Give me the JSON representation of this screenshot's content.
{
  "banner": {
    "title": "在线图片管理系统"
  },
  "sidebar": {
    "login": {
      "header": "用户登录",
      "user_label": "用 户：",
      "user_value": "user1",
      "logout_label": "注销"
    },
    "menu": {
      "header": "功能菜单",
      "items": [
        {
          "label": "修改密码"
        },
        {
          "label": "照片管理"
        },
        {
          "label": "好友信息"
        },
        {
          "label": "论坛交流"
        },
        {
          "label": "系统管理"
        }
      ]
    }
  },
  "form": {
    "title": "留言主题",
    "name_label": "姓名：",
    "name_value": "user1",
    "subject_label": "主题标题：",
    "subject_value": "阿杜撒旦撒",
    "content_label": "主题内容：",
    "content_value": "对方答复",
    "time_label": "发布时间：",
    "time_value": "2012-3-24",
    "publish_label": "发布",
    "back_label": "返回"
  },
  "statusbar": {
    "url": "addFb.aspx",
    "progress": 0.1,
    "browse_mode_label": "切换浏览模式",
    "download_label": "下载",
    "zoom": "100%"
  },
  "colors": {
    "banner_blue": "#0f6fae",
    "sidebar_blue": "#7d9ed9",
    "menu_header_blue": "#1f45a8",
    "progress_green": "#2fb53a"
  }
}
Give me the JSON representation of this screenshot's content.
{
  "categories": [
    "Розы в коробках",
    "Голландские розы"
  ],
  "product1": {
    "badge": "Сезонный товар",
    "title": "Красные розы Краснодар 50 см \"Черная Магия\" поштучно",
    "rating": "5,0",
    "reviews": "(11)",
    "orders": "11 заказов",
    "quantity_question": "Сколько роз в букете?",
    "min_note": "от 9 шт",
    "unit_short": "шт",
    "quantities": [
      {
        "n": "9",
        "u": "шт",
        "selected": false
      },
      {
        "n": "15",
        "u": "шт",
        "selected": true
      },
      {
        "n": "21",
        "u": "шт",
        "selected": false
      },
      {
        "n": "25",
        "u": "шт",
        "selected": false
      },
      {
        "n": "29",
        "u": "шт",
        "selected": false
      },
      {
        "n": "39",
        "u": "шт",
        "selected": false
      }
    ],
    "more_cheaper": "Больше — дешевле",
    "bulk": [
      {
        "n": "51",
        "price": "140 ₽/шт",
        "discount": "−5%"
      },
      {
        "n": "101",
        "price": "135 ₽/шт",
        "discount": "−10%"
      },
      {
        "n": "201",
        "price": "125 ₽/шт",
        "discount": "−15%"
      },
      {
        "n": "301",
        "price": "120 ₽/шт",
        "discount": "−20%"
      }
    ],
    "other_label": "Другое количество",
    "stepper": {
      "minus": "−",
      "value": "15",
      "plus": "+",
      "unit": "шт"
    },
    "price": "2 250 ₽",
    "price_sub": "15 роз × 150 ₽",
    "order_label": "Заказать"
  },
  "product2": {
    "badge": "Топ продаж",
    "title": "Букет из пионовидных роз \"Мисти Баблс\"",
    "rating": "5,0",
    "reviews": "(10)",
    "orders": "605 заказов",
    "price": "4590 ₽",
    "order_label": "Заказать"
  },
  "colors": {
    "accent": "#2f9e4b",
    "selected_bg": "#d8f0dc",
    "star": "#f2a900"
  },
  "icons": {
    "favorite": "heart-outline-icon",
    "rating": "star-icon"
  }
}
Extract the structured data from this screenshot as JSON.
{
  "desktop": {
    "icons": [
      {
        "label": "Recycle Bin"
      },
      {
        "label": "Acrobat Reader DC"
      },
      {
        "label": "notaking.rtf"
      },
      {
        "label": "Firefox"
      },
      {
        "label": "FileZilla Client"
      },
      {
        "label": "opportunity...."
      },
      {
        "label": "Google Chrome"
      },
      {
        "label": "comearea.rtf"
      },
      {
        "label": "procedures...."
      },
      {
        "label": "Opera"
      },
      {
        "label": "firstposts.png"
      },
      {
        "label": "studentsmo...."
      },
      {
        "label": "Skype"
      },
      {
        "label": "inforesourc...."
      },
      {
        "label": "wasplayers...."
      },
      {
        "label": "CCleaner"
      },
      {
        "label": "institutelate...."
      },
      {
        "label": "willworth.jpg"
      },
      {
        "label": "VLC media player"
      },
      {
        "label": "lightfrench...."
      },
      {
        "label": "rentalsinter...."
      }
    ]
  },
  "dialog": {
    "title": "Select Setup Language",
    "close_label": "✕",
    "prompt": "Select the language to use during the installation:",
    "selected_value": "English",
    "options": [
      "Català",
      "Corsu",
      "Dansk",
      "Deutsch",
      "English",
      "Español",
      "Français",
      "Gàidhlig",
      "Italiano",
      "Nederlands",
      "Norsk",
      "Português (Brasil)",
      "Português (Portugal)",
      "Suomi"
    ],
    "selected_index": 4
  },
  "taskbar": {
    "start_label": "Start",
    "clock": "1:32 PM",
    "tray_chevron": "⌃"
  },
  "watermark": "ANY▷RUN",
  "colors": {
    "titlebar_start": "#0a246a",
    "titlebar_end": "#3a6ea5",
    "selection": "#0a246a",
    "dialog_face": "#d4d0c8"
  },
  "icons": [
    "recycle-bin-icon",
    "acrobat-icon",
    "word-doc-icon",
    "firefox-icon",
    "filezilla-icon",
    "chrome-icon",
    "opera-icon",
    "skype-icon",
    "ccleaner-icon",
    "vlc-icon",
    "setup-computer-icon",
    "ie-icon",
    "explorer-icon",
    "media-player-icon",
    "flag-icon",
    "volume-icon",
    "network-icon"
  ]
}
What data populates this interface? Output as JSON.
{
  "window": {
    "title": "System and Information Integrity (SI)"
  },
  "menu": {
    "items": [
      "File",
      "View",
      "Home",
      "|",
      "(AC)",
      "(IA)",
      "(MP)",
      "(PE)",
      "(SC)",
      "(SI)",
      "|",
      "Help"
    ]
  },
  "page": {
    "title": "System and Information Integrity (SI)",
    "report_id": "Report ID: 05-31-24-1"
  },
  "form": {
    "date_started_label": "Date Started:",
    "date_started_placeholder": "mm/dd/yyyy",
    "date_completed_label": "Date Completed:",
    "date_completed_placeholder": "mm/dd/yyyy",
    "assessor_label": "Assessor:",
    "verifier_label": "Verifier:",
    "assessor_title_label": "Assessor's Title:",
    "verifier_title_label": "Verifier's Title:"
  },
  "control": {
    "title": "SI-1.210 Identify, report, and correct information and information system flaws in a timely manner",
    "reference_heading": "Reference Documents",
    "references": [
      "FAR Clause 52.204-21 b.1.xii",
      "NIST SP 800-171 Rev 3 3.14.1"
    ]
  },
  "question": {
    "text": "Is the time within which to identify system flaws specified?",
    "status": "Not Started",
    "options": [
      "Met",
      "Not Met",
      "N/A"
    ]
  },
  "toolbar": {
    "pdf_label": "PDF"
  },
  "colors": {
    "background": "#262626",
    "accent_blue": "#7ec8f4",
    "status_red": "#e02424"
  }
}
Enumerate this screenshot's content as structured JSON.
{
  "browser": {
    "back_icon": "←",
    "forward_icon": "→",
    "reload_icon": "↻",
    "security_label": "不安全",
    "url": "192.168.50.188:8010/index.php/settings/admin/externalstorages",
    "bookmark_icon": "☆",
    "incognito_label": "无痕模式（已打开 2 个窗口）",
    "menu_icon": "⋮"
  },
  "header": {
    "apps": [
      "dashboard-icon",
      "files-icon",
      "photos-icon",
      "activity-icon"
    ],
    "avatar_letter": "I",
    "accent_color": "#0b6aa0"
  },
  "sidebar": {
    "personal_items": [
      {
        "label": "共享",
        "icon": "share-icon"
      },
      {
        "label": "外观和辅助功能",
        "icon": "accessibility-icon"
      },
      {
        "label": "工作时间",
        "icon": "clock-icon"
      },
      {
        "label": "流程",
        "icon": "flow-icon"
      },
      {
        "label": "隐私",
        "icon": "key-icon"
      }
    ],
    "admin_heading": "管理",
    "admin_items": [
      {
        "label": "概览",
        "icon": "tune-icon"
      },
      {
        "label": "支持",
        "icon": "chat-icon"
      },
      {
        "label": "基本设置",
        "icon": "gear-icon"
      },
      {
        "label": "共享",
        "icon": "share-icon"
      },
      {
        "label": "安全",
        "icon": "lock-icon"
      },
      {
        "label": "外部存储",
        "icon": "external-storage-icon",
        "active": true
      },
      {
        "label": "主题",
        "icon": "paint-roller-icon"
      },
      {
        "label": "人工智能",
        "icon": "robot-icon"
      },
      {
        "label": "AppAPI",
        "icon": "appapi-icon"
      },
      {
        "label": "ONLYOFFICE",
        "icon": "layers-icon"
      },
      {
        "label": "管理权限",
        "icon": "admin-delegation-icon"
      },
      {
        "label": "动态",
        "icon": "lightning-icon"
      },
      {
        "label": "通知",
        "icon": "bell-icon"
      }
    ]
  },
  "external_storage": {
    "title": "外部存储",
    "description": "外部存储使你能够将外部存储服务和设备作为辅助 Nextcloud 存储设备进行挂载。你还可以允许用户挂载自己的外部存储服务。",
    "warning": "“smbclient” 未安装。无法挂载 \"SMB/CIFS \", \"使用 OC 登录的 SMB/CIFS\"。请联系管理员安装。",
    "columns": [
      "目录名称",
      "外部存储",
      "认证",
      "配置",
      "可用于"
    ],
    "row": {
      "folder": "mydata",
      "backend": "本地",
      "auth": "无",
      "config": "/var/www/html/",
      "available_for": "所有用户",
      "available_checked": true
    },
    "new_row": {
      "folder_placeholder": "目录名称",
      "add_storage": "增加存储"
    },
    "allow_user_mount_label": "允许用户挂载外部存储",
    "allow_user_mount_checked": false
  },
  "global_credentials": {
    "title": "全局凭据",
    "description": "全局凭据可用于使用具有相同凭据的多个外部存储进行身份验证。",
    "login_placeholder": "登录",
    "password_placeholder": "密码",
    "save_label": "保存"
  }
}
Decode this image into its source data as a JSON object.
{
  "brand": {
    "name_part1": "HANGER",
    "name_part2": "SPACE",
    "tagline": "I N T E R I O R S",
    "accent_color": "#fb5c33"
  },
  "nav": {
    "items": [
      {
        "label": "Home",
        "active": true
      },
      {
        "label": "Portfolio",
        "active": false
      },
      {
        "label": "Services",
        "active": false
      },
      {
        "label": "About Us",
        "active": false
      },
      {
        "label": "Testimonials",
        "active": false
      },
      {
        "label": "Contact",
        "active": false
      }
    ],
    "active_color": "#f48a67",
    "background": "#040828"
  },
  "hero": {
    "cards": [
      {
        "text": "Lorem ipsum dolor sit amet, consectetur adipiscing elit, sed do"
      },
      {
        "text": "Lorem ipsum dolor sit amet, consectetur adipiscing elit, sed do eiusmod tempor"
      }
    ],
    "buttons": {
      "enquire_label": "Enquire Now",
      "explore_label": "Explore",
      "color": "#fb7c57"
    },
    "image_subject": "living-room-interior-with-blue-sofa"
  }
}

WHAT YOU SHOULD DO :: Determine how many lines of the records above contain the word "elit", and report only that number.

RESPONSE TO THIS TASK :: 2